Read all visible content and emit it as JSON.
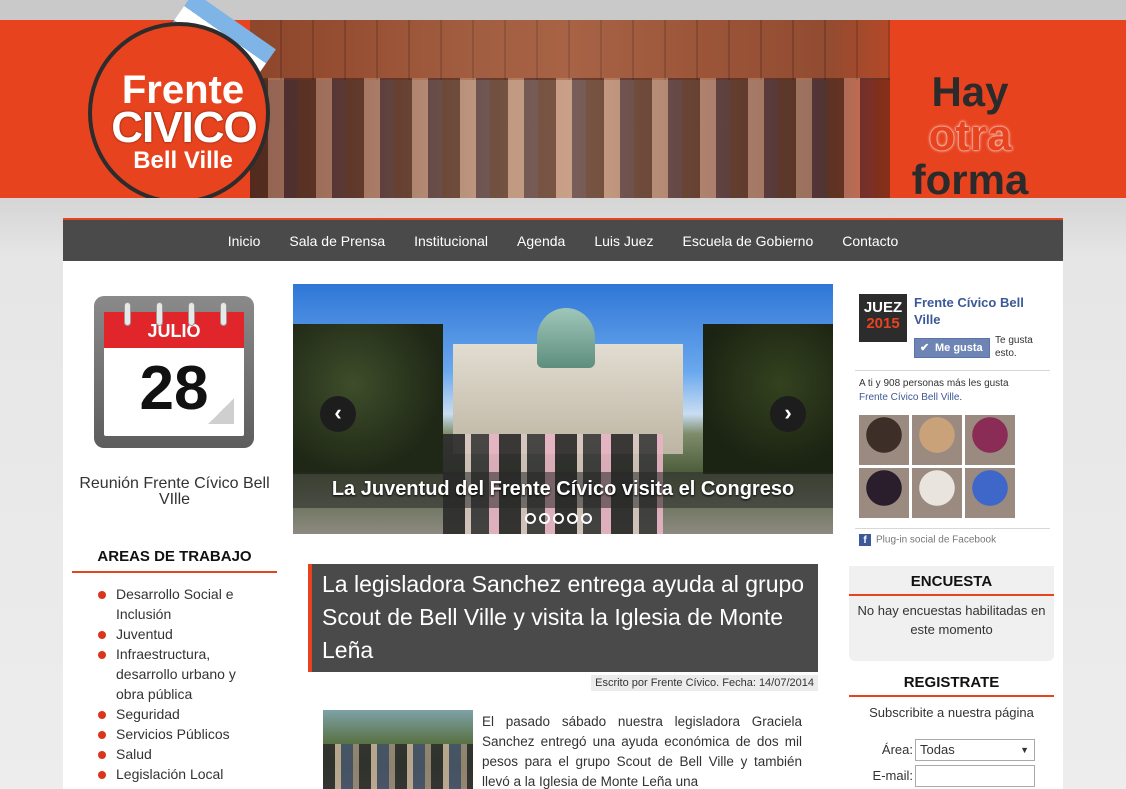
{
  "colors": {
    "accent": "#e8431f",
    "nav_bg": "#4a4a4a",
    "facebook_blue": "#3b5998",
    "calendar_red": "#e1262b"
  },
  "header": {
    "logo_line1": "Frente",
    "logo_line2": "CIVICO",
    "logo_line3": "Bell Ville",
    "slogan_line1": "Hay",
    "slogan_line2": "otra",
    "slogan_line3": "forma"
  },
  "nav": {
    "items": [
      {
        "label": "Inicio"
      },
      {
        "label": "Sala de Prensa"
      },
      {
        "label": "Institucional"
      },
      {
        "label": "Agenda"
      },
      {
        "label": "Luis Juez"
      },
      {
        "label": "Escuela de Gobierno"
      },
      {
        "label": "Contacto"
      }
    ]
  },
  "calendar": {
    "month": "JULIO",
    "day": "28",
    "event": "Reunión Frente Cívico Bell VIlle"
  },
  "areas": {
    "title": "AREAS DE TRABAJO",
    "items": [
      "Desarrollo Social e Inclusión",
      "Juventud",
      "Infraestructura, desarrollo urbano y obra pública",
      "Seguridad",
      "Servicios Públicos",
      "Salud",
      "Legislación Local"
    ]
  },
  "slider": {
    "caption": "La Juventud del Frente Cívico visita el Congreso",
    "prev_icon": "chevron-left-icon",
    "next_icon": "chevron-right-icon",
    "prev_glyph": "‹",
    "next_glyph": "›",
    "dot_count": 5,
    "active_dot": 5
  },
  "article": {
    "title": "La legisladora Sanchez entrega ayuda al grupo Scout de Bell Ville y visita la Iglesia de Monte Leña",
    "meta": "Escrito por Frente Cívico. Fecha: 14/07/2014",
    "body": "El pasado sábado nuestra legisladora Graciela Sanchez entregó una ayuda económica de dos mil pesos para el grupo Scout de Bell Ville y también llevó a la Iglesia de Monte Leña una"
  },
  "facebook": {
    "logo_line1": "JUEZ",
    "logo_line2": "2015",
    "page_name": "Frente Cívico Bell Ville",
    "like_button": "Me gusta",
    "likes_this": "Te gusta esto.",
    "count_text": "A ti y 908 personas más les gusta",
    "count_link": "Frente Cívico Bell Ville",
    "count_period": ".",
    "plugin_text": "Plug-in social de Facebook",
    "fb_glyph": "f",
    "face_colors": [
      "#3d2e28",
      "#c9a27a",
      "#8a2c55",
      "#2a1d2c",
      "#e9e4de",
      "#3f66c9"
    ]
  },
  "poll": {
    "title": "ENCUESTA",
    "message": "No hay encuestas habilitadas en este momento"
  },
  "register": {
    "title": "REGISTRATE",
    "subtitle": "Subscribite a nuestra página",
    "area_label": "Área:",
    "area_value": "Todas",
    "email_label": "E-mail:"
  }
}
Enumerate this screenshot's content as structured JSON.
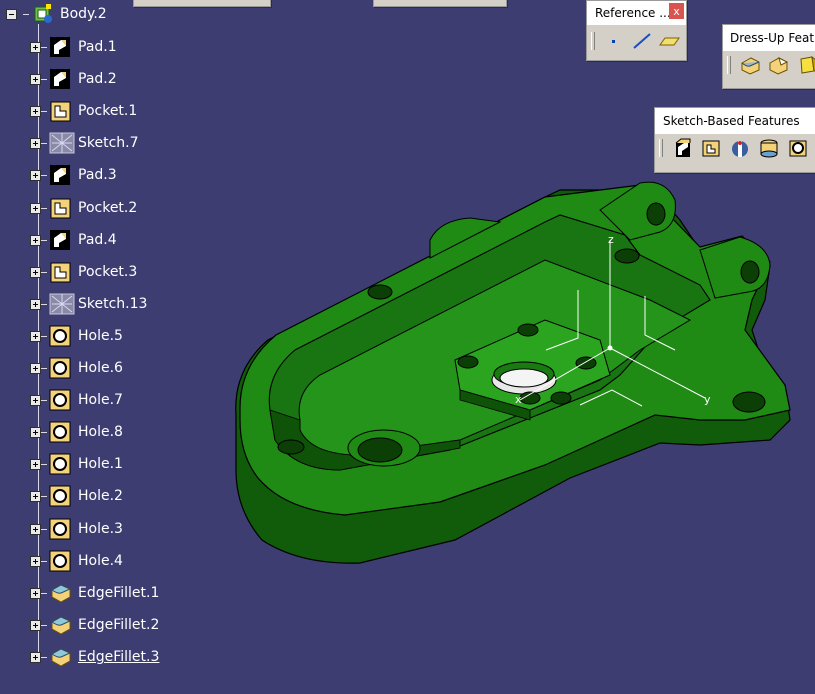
{
  "tree": {
    "root": {
      "label": "Body.2",
      "icon": "body-icon"
    },
    "items": [
      {
        "label": "Pad.1",
        "icon": "pad-icon"
      },
      {
        "label": "Pad.2",
        "icon": "pad-icon"
      },
      {
        "label": "Pocket.1",
        "icon": "pocket-icon"
      },
      {
        "label": "Sketch.7",
        "icon": "sketch-icon"
      },
      {
        "label": "Pad.3",
        "icon": "pad-icon"
      },
      {
        "label": "Pocket.2",
        "icon": "pocket-icon"
      },
      {
        "label": "Pad.4",
        "icon": "pad-icon"
      },
      {
        "label": "Pocket.3",
        "icon": "pocket-icon"
      },
      {
        "label": "Sketch.13",
        "icon": "sketch-icon"
      },
      {
        "label": "Hole.5",
        "icon": "hole-icon"
      },
      {
        "label": "Hole.6",
        "icon": "hole-icon"
      },
      {
        "label": "Hole.7",
        "icon": "hole-icon"
      },
      {
        "label": "Hole.8",
        "icon": "hole-icon"
      },
      {
        "label": "Hole.1",
        "icon": "hole-icon"
      },
      {
        "label": "Hole.2",
        "icon": "hole-icon"
      },
      {
        "label": "Hole.3",
        "icon": "hole-icon"
      },
      {
        "label": "Hole.4",
        "icon": "hole-icon"
      },
      {
        "label": "EdgeFillet.1",
        "icon": "edge-fillet-icon"
      },
      {
        "label": "EdgeFillet.2",
        "icon": "edge-fillet-icon"
      },
      {
        "label": "EdgeFillet.3",
        "icon": "edge-fillet-icon",
        "selected": true
      }
    ]
  },
  "toolbars": {
    "reference": {
      "title": "Reference ...",
      "close": "x",
      "buttons": [
        "point-icon",
        "line-icon",
        "plane-icon"
      ]
    },
    "dressup": {
      "title": "Dress-Up Featur",
      "buttons": [
        "edge-fillet-icon",
        "chamfer-icon",
        "draft-icon"
      ]
    },
    "sketch": {
      "title": "Sketch-Based Features",
      "buttons": [
        "pad-icon",
        "pocket-icon",
        "shaft-icon",
        "hole-icon",
        "rib-icon"
      ]
    }
  },
  "viewport": {
    "axis_labels": {
      "x": "x",
      "y": "y",
      "z": "z"
    },
    "part_color": "#1e7a12",
    "background": "#3d3d72"
  }
}
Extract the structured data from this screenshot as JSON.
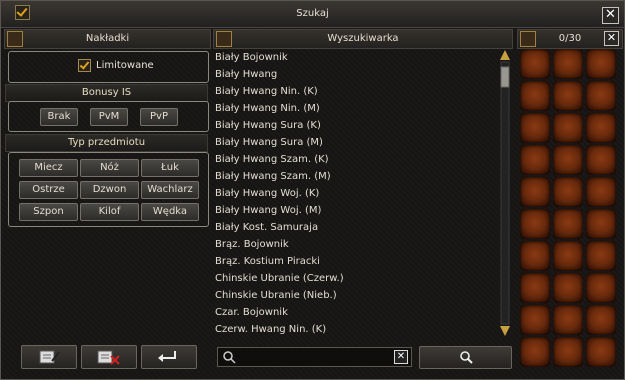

____________

# Work to be completed
Locate the string "chevron" in the listing above and copy every line where it occurs.

# Written solution
    "prev_icon": "chevron-left-icon",
    "next_icon": "chevron-right-icon",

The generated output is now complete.